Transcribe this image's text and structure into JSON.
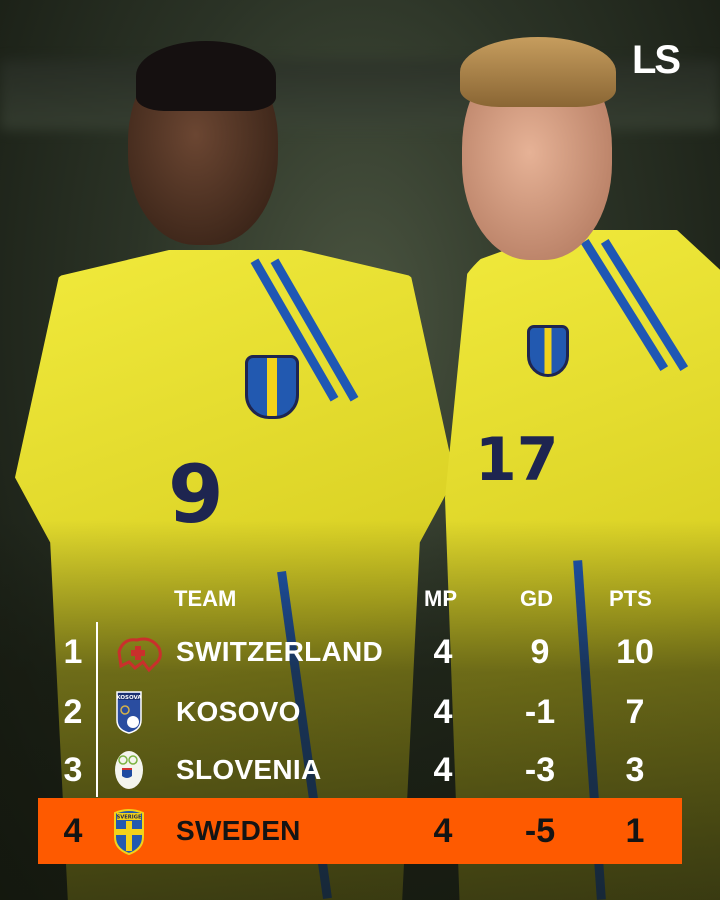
{
  "brand": {
    "logo_text": "LS"
  },
  "colors": {
    "highlight": "#fe5a00",
    "text": "#ffffff",
    "highlight_text": "#141414"
  },
  "table": {
    "headers": {
      "team": "TEAM",
      "mp": "MP",
      "gd": "GD",
      "pts": "PTS"
    },
    "rows": [
      {
        "rank": "1",
        "team": "SWITZERLAND",
        "mp": "4",
        "gd": "9",
        "pts": "10",
        "badge": "switzerland-crest-icon"
      },
      {
        "rank": "2",
        "team": "KOSOVO",
        "mp": "4",
        "gd": "-1",
        "pts": "7",
        "badge": "kosovo-crest-icon",
        "badge_text": "KOSOVA"
      },
      {
        "rank": "3",
        "team": "SLOVENIA",
        "mp": "4",
        "gd": "-3",
        "pts": "3",
        "badge": "slovenia-crest-icon"
      },
      {
        "rank": "4",
        "team": "SWEDEN",
        "mp": "4",
        "gd": "-5",
        "pts": "1",
        "badge": "sweden-crest-icon",
        "badge_text": "SVERIGE",
        "highlighted": true
      }
    ]
  },
  "photo": {
    "shirt_numbers": [
      "9",
      "17"
    ]
  }
}
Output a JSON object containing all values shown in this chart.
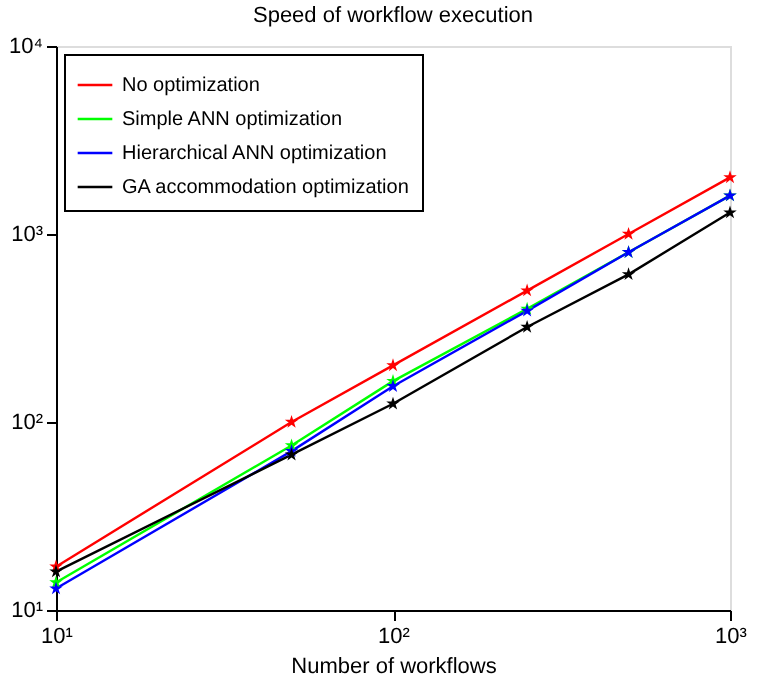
{
  "chart_data": {
    "type": "line",
    "title": "Speed of workflow execution",
    "xlabel": "Number of workflows",
    "x": [
      10,
      50,
      100,
      250,
      500,
      1000
    ],
    "series": [
      {
        "name": "No optimization",
        "color": "#ff0000",
        "values": [
          17,
          100,
          200,
          500,
          1000,
          2000
        ]
      },
      {
        "name": "Simple ANN optimization",
        "color": "#00ff00",
        "values": [
          14,
          75,
          165,
          400,
          800,
          1600
        ]
      },
      {
        "name": "Hierarchical ANN optimization",
        "color": "#0000ff",
        "values": [
          13,
          70,
          155,
          390,
          800,
          1600
        ]
      },
      {
        "name": "GA accommodation optimization",
        "color": "#000000",
        "values": [
          16,
          67,
          125,
          320,
          610,
          1300
        ]
      }
    ],
    "log": "xy",
    "xlim": [
      10,
      1000
    ],
    "ylim": [
      10,
      10000
    ],
    "xticks": [
      {
        "value": 10,
        "label": "10¹"
      },
      {
        "value": 100,
        "label": "10²"
      },
      {
        "value": 1000,
        "label": "10³"
      }
    ],
    "yticks": [
      {
        "value": 10,
        "label": "10¹"
      },
      {
        "value": 100,
        "label": "10²"
      },
      {
        "value": 1000,
        "label": "10³"
      },
      {
        "value": 10000,
        "label": "10⁴"
      }
    ],
    "grid": false,
    "legend": "top left",
    "marker": "star",
    "line_style": "solid"
  }
}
──────────
* **Task directions**:
Scan the listing above and identify each line holding the string "optimization"; copy every such line.

* **Solution to this problem**:
        "name": "No optimization",
        "name": "Simple ANN optimization",
        "name": "Hierarchical ANN optimization",
        "name": "GA accommodation optimization",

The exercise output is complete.